_Objective_
Lines containing the word "Dotace" are the ones to copy from the records below.

Recorded data
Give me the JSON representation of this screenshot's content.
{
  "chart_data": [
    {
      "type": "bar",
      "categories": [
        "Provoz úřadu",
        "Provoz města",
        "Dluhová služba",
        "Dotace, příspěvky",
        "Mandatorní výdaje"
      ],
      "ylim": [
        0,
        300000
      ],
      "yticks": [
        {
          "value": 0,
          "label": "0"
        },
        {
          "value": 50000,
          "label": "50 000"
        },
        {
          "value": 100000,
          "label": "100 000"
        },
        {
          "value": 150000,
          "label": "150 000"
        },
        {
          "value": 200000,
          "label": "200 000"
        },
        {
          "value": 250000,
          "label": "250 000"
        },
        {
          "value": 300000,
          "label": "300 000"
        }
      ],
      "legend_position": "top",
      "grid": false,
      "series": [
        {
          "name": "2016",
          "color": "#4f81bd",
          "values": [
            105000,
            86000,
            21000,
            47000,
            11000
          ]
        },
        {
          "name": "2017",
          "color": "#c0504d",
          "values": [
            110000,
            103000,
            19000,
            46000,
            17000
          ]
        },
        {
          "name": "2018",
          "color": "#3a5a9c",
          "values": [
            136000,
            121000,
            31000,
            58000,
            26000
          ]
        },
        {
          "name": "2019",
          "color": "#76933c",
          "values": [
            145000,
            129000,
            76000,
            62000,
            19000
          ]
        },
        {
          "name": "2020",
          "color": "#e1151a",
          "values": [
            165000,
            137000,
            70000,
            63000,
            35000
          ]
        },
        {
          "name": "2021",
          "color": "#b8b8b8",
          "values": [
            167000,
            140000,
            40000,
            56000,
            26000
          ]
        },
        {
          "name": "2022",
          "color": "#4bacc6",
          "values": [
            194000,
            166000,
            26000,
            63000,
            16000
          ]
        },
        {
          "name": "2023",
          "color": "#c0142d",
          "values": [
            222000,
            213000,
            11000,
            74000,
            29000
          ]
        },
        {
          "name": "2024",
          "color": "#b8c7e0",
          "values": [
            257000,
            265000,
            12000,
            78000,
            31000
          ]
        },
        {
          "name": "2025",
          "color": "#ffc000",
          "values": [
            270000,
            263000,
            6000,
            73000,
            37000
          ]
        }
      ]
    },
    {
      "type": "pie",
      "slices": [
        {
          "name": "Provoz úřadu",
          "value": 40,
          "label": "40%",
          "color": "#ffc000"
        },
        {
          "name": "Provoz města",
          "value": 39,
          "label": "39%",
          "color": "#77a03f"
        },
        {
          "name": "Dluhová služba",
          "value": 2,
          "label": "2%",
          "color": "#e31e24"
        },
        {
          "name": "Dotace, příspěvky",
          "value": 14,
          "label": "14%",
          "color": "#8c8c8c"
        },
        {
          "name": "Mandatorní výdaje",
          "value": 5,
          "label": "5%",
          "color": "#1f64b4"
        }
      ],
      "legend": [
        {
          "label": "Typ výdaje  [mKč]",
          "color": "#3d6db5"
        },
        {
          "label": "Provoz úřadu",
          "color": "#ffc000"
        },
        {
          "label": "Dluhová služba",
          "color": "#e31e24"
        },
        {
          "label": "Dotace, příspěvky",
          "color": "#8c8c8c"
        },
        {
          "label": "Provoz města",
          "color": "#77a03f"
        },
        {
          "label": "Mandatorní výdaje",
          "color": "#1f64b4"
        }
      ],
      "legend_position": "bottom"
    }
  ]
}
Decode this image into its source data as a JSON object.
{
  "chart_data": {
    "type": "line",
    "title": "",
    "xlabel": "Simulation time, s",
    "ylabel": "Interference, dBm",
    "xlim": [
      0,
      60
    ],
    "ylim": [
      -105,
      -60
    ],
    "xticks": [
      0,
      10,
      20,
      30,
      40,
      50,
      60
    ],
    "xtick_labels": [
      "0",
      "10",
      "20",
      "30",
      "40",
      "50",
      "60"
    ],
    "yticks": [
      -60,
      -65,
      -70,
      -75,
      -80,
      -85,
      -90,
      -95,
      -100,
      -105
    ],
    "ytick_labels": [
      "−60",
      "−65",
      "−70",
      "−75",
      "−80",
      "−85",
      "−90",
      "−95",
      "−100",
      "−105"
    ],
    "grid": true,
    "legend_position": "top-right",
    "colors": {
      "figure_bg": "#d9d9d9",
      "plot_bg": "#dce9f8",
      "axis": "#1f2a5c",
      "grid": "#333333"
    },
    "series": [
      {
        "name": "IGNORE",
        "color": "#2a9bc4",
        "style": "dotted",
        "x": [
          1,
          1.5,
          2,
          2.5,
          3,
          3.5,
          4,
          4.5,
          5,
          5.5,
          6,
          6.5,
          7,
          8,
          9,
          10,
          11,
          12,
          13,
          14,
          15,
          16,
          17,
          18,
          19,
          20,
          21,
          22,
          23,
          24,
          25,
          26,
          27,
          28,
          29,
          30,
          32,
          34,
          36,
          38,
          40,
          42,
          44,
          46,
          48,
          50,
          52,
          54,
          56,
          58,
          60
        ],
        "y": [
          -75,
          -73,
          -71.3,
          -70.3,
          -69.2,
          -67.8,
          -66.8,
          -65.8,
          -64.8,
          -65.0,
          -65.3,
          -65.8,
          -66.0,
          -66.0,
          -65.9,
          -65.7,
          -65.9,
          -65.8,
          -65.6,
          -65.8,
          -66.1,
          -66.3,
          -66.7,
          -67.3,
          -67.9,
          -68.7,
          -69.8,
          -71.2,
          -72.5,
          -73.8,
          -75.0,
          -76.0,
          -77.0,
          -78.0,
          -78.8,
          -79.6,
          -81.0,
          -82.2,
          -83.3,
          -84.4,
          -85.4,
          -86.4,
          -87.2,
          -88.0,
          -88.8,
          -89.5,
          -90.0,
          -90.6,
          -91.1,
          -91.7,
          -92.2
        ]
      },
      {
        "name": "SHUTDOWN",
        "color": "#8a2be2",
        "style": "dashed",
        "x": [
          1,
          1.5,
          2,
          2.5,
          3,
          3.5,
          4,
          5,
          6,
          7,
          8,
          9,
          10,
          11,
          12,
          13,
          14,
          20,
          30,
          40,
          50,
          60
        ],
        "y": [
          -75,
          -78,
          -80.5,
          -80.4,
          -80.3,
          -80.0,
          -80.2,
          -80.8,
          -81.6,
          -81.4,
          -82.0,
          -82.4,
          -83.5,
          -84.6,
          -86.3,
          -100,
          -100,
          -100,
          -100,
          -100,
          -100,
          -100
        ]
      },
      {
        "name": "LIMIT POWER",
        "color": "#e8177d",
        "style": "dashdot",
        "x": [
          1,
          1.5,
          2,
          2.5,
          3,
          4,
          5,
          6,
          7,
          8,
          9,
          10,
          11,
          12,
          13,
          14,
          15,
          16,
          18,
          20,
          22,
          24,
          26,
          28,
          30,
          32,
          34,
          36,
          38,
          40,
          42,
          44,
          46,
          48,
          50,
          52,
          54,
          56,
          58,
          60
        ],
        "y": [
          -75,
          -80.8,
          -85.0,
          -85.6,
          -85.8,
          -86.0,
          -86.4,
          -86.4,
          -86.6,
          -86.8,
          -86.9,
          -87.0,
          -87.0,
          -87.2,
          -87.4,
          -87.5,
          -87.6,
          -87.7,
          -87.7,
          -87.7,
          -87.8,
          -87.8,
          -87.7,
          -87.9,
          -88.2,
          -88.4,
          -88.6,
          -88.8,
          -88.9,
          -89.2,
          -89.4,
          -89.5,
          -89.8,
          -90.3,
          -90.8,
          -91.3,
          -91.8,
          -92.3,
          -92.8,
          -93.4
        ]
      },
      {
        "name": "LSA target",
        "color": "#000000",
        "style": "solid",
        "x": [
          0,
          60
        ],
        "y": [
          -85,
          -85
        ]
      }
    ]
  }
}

_Response to the task_
        "Dotace, příspěvky",
          "name": "Dotace, příspěvky",
          "label": "Dotace, příspěvky",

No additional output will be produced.